● TO DO: Can you turn each line of the records below into a numbered list item, leaving out any blank lines?

● INPUT ROWS:
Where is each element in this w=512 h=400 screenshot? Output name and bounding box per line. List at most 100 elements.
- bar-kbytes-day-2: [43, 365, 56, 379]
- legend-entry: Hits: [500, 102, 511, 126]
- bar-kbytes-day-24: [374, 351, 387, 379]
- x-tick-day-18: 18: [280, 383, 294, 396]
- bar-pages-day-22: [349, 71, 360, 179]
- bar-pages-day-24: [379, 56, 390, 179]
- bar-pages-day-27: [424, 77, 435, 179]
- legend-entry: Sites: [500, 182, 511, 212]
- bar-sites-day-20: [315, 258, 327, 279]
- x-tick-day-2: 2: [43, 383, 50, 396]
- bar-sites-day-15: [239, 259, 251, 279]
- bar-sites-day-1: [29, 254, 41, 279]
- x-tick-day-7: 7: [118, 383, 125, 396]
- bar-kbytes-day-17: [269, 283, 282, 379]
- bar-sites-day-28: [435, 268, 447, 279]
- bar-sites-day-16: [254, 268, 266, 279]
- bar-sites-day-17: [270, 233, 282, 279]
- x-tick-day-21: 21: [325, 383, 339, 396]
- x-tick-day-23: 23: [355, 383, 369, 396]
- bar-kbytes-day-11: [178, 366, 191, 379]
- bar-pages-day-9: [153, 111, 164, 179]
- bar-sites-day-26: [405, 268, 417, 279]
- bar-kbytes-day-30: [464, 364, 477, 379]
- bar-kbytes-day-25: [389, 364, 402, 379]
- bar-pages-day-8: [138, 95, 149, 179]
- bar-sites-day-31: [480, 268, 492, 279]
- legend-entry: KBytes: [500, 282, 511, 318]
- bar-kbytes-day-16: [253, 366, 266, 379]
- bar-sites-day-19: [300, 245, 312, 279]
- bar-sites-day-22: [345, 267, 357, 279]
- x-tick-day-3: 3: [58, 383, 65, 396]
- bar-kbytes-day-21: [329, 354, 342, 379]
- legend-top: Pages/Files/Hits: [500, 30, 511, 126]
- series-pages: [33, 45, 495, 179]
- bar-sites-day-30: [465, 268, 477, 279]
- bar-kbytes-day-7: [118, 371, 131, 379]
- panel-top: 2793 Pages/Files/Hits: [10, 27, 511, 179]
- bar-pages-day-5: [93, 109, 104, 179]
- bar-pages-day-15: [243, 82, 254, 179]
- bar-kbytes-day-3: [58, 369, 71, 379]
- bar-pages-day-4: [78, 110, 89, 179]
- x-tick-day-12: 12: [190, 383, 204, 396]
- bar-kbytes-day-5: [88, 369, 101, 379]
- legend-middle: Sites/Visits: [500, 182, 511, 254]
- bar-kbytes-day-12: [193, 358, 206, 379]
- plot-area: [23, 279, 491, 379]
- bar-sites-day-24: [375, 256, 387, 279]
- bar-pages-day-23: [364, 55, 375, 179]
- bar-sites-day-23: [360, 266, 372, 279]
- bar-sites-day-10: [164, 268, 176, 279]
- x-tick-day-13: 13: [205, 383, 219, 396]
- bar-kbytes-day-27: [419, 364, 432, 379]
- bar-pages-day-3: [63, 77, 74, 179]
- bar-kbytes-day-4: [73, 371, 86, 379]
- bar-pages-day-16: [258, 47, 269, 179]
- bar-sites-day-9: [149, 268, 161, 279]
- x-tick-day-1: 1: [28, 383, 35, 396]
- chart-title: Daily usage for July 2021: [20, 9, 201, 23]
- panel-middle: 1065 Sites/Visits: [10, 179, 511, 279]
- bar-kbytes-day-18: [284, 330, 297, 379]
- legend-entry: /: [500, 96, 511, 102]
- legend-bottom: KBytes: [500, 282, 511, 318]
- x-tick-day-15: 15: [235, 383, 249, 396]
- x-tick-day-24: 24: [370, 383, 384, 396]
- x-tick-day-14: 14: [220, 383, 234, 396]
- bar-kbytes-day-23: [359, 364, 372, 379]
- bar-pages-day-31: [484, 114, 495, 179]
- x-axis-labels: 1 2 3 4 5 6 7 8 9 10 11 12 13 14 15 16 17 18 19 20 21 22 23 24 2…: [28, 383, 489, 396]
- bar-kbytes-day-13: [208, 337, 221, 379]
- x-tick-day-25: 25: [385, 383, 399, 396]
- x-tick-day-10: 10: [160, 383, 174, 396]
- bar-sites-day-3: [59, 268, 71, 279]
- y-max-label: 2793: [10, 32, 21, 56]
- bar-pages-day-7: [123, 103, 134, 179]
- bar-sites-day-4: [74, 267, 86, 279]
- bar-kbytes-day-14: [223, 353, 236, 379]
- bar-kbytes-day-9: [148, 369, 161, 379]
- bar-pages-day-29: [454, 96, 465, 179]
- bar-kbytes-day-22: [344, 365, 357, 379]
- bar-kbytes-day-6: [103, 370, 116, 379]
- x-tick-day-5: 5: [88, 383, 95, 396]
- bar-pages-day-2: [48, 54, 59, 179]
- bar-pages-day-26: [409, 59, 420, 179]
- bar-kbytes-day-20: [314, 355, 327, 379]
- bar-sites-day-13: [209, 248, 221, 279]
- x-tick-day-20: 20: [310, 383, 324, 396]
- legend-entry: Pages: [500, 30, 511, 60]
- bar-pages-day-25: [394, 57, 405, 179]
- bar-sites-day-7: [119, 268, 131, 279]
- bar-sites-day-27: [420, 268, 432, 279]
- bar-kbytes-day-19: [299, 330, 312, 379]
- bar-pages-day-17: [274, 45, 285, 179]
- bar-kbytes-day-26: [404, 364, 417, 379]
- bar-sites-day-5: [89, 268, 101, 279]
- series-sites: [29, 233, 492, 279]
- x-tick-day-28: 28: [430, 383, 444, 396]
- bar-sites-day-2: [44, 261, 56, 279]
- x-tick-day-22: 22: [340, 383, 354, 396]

● EXERCISE OUTPUT:
1. Where is each element in this w=512 h=400 screenshot? Output name and bounding box per line. List at most 100 elements.
2. - bar-kbytes-day-2: [43, 365, 56, 379]
3. - legend-entry: Hits: [500, 102, 511, 126]
4. - bar-kbytes-day-24: [374, 351, 387, 379]
5. - x-tick-day-18: 18: [280, 383, 294, 396]
6. - bar-pages-day-22: [349, 71, 360, 179]
7. - bar-pages-day-24: [379, 56, 390, 179]
8. - bar-pages-day-27: [424, 77, 435, 179]
9. - legend-entry: Sites: [500, 182, 511, 212]
10. - bar-sites-day-20: [315, 258, 327, 279]
11. - x-tick-day-2: 2: [43, 383, 50, 396]
12. - bar-sites-day-15: [239, 259, 251, 279]
13. - bar-sites-day-1: [29, 254, 41, 279]
14. - x-tick-day-7: 7: [118, 383, 125, 396]
15. - bar-kbytes-day-17: [269, 283, 282, 379]
16. - bar-sites-day-28: [435, 268, 447, 279]
17. - bar-sites-day-16: [254, 268, 266, 279]
18. - bar-sites-day-17: [270, 233, 282, 279]
19. - x-tick-day-21: 21: [325, 383, 339, 396]
20. - x-tick-day-23: 23: [355, 383, 369, 396]
21. - bar-kbytes-day-11: [178, 366, 191, 379]
22. - bar-pages-day-9: [153, 111, 164, 179]
23. - bar-sites-day-26: [405, 268, 417, 279]
24. - bar-kbytes-day-30: [464, 364, 477, 379]
25. - bar-kbytes-day-25: [389, 364, 402, 379]
26. - bar-pages-day-8: [138, 95, 149, 179]
27. - bar-sites-day-31: [480, 268, 492, 279]
28. - legend-entry: KBytes: [500, 282, 511, 318]
29. - bar-kbytes-day-16: [253, 366, 266, 379]
30. - bar-sites-day-19: [300, 245, 312, 279]
31. - bar-sites-day-22: [345, 267, 357, 279]
32. - x-tick-day-3: 3: [58, 383, 65, 396]
33. - bar-kbytes-day-21: [329, 354, 342, 379]
34. - legend-top: Pages/Files/Hits: [500, 30, 511, 126]
35. - series-pages: [33, 45, 495, 179]
36. - bar-sites-day-30: [465, 268, 477, 279]
37. - bar-kbytes-day-7: [118, 371, 131, 379]
38. - panel-top: 2793 Pages/Files/Hits: [10, 27, 511, 179]
39. - bar-pages-day-5: [93, 109, 104, 179]
40. - bar-pages-day-15: [243, 82, 254, 179]
41. - bar-kbytes-day-3: [58, 369, 71, 379]
42. - bar-pages-day-4: [78, 110, 89, 179]
43. - x-tick-day-12: 12: [190, 383, 204, 396]
44. - bar-kbytes-day-5: [88, 369, 101, 379]
45. - legend-middle: Sites/Visits: [500, 182, 511, 254]
46. - bar-kbytes-day-12: [193, 358, 206, 379]
47. - plot-area: [23, 279, 491, 379]
48. - bar-sites-day-24: [375, 256, 387, 279]
49. - bar-pages-day-23: [364, 55, 375, 179]
50. - bar-sites-day-23: [360, 266, 372, 279]
51. - bar-sites-day-10: [164, 268, 176, 279]
52. - x-tick-day-13: 13: [205, 383, 219, 396]
53. - bar-kbytes-day-27: [419, 364, 432, 379]
54. - bar-pages-day-3: [63, 77, 74, 179]
55. - bar-kbytes-day-4: [73, 371, 86, 379]
56. - bar-pages-day-16: [258, 47, 269, 179]
57. - bar-sites-day-9: [149, 268, 161, 279]
58. - x-tick-day-1: 1: [28, 383, 35, 396]
59. - chart-title: Daily usage for July 2021: [20, 9, 201, 23]
60. - panel-middle: 1065 Sites/Visits: [10, 179, 511, 279]
61. - bar-kbytes-day-18: [284, 330, 297, 379]
62. - legend-entry: /: [500, 96, 511, 102]
63. - legend-bottom: KBytes: [500, 282, 511, 318]
64. - x-tick-day-15: 15: [235, 383, 249, 396]
65. - x-tick-day-24: 24: [370, 383, 384, 396]
66. - x-tick-day-14: 14: [220, 383, 234, 396]
67. - bar-kbytes-day-23: [359, 364, 372, 379]
68. - bar-pages-day-31: [484, 114, 495, 179]
69. - x-axis-labels: 1 2 3 4 5 6 7 8 9 10 11 12 13 14 15 16 17 18 19 20 21 22 23 24 2…: [28, 383, 489, 396]
70. - bar-kbytes-day-13: [208, 337, 221, 379]
71. - x-tick-day-25: 25: [385, 383, 399, 396]
72. - x-tick-day-10: 10: [160, 383, 174, 396]
73. - bar-sites-day-3: [59, 268, 71, 279]
74. - y-max-label: 2793: [10, 32, 21, 56]
75. - bar-pages-day-7: [123, 103, 134, 179]
76. - bar-sites-day-4: [74, 267, 86, 279]
77. - bar-kbytes-day-14: [223, 353, 236, 379]
78. - bar-kbytes-day-9: [148, 369, 161, 379]
79. - bar-pages-day-29: [454, 96, 465, 179]
80. - bar-kbytes-day-22: [344, 365, 357, 379]
81. - bar-kbytes-day-6: [103, 370, 116, 379]
82. - x-tick-day-5: 5: [88, 383, 95, 396]
83. - bar-pages-day-2: [48, 54, 59, 179]
84. - bar-pages-day-26: [409, 59, 420, 179]
85. - bar-kbytes-day-20: [314, 355, 327, 379]
86. - bar-sites-day-13: [209, 248, 221, 279]
87. - x-tick-day-20: 20: [310, 383, 324, 396]
88. - legend-entry: Pages: [500, 30, 511, 60]
89. - bar-pages-day-25: [394, 57, 405, 179]
90. - bar-sites-day-7: [119, 268, 131, 279]
91. - bar-sites-day-27: [420, 268, 432, 279]
92. - bar-kbytes-day-19: [299, 330, 312, 379]
93. - bar-pages-day-17: [274, 45, 285, 179]
94. - bar-kbytes-day-26: [404, 364, 417, 379]
95. - bar-sites-day-5: [89, 268, 101, 279]
96. - series-sites: [29, 233, 492, 279]
97. - x-tick-day-28: 28: [430, 383, 444, 396]
98. - bar-sites-day-2: [44, 261, 56, 279]
99. - x-tick-day-22: 22: [340, 383, 354, 396]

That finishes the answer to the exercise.